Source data
-- Start --
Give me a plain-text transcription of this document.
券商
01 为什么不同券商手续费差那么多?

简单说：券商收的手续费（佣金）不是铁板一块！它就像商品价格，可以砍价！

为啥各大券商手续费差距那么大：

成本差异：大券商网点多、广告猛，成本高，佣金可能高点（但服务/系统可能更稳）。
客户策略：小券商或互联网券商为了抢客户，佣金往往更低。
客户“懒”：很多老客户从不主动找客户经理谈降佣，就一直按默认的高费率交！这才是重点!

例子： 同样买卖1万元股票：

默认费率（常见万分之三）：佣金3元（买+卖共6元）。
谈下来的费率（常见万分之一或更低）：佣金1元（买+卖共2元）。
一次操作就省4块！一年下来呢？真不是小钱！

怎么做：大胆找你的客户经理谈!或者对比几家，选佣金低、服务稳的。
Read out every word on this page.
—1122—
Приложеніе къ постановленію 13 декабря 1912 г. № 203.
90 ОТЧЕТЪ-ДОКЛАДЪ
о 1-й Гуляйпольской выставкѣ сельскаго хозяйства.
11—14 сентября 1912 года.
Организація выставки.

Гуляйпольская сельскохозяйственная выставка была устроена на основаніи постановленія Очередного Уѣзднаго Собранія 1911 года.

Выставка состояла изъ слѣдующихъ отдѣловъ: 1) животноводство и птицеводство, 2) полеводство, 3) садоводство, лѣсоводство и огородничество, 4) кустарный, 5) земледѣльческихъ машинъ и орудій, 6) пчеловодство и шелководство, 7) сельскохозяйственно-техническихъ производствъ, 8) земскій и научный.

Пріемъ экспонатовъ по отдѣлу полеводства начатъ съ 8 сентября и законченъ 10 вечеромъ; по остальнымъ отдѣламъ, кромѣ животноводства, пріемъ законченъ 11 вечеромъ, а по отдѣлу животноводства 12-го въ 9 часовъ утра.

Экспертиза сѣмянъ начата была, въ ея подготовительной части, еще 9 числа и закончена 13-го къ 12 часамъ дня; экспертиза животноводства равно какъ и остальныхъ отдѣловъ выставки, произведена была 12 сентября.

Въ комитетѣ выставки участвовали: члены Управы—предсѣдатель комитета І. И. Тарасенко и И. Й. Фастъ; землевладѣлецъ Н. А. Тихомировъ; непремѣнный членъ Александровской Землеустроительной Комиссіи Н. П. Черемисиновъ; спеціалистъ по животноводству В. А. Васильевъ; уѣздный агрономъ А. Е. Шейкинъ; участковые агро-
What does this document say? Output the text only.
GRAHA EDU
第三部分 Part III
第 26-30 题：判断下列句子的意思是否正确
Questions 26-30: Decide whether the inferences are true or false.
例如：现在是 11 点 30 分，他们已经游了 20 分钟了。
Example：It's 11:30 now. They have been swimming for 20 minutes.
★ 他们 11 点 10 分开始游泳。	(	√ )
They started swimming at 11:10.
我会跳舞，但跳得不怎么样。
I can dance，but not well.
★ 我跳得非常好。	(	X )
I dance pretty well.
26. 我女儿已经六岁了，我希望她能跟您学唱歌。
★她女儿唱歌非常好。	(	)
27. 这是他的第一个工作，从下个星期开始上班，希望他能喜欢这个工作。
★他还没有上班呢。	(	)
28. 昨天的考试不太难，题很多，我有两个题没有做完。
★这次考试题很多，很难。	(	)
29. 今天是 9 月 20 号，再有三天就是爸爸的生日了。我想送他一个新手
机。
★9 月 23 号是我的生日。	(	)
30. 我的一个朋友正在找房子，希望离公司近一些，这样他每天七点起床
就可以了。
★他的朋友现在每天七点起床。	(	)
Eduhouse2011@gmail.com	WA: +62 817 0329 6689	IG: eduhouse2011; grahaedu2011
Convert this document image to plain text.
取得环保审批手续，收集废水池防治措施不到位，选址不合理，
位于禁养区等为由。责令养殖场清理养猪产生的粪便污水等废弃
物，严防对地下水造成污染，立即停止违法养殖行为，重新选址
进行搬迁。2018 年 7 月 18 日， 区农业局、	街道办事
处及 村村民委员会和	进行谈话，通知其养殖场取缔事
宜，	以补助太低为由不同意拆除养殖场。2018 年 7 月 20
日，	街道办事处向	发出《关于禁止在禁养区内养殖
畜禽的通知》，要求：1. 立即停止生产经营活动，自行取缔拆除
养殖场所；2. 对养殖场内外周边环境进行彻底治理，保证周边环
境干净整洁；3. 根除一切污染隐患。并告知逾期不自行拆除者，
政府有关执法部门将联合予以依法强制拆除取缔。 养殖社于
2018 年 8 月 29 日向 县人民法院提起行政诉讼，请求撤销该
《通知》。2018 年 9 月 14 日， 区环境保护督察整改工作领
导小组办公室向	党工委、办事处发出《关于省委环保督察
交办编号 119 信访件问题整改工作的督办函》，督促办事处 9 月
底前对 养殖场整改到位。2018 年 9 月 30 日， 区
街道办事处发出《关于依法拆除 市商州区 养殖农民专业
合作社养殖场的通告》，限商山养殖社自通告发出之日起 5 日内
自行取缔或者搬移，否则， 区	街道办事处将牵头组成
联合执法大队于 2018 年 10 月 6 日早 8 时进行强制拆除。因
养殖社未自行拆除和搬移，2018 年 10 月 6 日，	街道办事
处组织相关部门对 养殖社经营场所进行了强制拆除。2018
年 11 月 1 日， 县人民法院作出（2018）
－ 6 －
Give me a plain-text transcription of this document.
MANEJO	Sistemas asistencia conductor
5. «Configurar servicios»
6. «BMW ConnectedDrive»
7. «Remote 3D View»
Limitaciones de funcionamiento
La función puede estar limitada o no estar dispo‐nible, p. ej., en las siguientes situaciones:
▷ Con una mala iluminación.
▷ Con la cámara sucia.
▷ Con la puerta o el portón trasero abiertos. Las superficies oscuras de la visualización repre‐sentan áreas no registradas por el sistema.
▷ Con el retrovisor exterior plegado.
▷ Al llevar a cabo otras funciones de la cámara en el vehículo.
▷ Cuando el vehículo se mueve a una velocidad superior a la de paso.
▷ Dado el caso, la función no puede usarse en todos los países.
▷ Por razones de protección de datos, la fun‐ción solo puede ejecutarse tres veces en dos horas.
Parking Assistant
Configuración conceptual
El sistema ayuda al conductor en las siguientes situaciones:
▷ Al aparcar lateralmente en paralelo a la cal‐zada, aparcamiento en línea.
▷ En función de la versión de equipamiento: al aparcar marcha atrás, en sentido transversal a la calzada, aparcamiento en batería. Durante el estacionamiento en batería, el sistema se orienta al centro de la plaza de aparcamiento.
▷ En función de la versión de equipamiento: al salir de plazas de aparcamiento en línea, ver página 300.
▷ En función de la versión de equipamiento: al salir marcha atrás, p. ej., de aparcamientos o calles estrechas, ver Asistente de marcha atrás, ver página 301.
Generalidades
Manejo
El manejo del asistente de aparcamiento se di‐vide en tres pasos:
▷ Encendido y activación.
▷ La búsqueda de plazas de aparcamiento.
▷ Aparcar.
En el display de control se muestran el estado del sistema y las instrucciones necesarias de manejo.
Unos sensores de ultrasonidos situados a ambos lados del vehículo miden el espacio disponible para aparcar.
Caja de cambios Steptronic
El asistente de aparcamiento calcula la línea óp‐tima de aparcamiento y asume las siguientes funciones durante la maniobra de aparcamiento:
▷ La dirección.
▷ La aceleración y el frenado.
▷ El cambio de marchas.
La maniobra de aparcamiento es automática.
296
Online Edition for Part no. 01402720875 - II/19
-- End --
GOAL:
Within the entries above, how many lines contain "plazas"? Respond with the number only.

ANSWER TO THIS EXERCISE:
2